- [Aim]
Report back each line of the records that contains the string "more".

- [Excerpted records]
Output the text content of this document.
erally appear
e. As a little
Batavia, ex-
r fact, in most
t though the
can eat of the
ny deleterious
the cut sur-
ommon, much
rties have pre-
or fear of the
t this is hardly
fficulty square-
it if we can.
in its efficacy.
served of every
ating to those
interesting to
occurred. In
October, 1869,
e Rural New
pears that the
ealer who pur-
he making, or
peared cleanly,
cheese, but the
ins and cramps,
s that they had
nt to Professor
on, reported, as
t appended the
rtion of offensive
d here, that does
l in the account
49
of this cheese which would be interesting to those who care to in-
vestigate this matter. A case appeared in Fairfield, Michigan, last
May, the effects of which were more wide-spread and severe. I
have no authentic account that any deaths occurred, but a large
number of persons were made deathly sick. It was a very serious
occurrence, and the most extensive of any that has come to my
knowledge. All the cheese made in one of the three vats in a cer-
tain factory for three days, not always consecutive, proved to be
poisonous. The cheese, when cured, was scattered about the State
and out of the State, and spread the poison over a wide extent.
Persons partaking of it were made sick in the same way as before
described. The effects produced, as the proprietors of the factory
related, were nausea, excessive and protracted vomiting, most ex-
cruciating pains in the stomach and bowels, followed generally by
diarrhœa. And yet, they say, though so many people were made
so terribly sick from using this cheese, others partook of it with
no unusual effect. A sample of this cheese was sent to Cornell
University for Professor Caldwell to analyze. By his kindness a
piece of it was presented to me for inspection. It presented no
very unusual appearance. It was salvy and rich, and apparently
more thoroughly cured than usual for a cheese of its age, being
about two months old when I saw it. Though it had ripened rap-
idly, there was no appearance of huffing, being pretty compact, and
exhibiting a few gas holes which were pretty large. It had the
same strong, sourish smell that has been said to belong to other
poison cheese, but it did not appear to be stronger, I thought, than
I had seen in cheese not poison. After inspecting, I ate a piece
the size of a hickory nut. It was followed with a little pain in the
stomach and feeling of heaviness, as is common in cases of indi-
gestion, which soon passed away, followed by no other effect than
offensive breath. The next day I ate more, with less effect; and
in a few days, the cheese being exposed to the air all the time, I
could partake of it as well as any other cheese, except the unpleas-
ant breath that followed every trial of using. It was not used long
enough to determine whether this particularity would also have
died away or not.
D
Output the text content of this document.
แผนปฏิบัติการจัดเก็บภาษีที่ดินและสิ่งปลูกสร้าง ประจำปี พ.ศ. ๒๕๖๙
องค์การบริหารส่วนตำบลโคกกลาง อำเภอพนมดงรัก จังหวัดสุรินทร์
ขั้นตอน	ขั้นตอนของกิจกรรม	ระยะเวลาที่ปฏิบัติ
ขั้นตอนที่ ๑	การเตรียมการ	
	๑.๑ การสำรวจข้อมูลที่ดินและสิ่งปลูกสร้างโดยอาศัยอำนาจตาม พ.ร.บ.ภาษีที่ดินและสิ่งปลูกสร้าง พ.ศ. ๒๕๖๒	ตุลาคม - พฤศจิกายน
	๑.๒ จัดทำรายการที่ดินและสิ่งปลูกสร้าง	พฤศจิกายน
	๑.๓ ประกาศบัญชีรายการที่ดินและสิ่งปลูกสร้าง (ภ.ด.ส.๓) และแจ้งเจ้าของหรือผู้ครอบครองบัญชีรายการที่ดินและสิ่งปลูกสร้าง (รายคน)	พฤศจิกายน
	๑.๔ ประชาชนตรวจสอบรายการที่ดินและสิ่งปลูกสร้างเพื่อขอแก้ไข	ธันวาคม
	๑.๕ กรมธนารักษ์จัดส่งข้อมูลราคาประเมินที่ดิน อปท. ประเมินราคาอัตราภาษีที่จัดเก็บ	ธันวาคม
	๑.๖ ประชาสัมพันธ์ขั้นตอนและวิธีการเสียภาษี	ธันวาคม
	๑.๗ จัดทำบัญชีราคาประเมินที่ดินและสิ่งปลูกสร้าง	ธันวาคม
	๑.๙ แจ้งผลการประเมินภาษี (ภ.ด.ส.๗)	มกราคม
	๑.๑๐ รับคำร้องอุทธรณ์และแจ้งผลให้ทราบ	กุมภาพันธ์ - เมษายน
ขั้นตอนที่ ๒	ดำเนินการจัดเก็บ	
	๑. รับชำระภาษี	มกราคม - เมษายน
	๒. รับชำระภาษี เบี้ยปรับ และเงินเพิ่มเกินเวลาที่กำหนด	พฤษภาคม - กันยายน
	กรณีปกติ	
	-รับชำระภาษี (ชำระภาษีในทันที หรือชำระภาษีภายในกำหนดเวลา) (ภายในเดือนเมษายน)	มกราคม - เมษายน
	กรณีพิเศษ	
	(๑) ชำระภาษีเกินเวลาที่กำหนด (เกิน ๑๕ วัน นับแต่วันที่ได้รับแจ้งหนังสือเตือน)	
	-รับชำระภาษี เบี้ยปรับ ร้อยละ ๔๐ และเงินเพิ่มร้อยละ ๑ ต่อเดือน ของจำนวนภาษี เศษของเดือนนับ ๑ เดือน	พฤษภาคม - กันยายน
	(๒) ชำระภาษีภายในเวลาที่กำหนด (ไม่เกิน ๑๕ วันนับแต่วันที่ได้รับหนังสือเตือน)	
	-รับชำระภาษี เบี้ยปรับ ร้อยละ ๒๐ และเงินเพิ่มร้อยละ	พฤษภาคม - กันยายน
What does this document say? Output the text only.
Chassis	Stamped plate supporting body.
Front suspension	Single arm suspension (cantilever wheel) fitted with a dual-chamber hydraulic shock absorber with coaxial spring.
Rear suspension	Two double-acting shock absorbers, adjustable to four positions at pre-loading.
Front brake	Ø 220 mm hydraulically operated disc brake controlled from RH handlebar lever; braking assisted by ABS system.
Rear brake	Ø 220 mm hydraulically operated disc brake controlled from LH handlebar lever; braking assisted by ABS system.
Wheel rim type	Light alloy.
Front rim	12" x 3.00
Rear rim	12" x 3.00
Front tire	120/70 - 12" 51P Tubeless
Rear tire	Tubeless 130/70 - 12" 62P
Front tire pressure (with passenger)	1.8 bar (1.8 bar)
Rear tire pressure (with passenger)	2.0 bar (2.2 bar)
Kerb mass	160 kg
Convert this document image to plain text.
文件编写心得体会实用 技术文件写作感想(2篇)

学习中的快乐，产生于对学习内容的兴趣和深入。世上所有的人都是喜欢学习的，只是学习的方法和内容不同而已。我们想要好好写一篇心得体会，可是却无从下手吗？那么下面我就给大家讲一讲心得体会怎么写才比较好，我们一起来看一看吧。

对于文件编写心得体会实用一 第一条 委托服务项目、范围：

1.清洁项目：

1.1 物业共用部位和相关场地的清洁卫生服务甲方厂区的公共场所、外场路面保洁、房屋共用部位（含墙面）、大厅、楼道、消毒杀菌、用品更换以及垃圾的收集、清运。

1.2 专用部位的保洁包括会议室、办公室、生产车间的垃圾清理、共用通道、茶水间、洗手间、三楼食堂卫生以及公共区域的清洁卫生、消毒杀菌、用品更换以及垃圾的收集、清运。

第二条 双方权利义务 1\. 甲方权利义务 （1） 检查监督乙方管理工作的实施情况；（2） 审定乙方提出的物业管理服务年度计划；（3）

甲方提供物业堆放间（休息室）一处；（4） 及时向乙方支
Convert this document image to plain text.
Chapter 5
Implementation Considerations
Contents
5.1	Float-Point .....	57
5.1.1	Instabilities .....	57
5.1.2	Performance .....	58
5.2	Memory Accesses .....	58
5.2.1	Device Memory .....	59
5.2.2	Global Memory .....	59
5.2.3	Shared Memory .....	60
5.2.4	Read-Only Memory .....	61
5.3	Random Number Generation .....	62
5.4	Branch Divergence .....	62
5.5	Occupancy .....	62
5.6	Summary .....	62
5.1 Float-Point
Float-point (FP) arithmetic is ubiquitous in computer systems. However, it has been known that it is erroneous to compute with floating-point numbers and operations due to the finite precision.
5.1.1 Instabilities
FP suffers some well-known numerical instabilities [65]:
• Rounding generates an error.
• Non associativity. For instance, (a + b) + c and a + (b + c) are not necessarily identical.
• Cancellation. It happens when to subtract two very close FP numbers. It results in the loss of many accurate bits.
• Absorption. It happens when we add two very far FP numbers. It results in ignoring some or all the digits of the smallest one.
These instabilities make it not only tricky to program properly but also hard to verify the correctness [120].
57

- [Answer to the exercise]
May, the effects of which were more wide-spread and severe. I
more thoroughly cured than usual for a cheese of its age, being
offensive breath. The next day I ate more, with less effect; and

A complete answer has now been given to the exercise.